[Some records]

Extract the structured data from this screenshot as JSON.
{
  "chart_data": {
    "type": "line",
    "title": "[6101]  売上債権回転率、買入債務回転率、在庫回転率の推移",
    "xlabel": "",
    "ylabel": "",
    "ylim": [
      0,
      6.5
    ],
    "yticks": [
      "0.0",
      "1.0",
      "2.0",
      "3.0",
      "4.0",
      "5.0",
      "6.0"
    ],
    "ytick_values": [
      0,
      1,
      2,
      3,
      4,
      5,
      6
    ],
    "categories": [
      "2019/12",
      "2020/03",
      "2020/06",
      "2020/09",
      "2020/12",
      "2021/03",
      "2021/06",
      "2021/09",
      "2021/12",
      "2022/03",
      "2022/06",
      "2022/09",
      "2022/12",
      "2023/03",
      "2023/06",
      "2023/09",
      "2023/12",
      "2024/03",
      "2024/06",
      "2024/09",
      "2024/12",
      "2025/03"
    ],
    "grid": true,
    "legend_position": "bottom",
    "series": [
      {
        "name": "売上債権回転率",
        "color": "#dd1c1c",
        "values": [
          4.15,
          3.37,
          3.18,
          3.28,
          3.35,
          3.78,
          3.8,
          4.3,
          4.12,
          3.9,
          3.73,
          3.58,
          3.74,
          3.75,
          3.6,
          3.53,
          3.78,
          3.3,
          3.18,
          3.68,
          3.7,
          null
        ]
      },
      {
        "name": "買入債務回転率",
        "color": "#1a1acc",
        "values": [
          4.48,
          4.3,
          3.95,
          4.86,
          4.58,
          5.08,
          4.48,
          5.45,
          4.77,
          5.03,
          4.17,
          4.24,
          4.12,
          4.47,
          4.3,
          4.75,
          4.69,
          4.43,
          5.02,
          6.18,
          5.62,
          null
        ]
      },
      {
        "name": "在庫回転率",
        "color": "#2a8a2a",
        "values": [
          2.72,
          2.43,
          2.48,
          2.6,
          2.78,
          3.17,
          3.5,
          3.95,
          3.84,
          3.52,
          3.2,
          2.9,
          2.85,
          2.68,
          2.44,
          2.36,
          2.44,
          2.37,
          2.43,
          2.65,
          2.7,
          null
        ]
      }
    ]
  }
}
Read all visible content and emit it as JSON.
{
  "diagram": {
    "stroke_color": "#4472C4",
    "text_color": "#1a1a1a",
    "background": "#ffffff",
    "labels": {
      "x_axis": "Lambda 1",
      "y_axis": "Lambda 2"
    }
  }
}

Exercise
Copy each line exactly, from the line containing "Read all visible content and emit it as JSON." down to the last line of the material, and no other lines.

Solved exercise
Read all visible content and emit it as JSON.
{
  "diagram": {
    "stroke_color": "#4472C4",
    "text_color": "#1a1a1a",
    "background": "#ffffff",
    "labels": {
      "x_axis": "Lambda 1",
      "y_axis": "Lambda 2"
    }
  }
}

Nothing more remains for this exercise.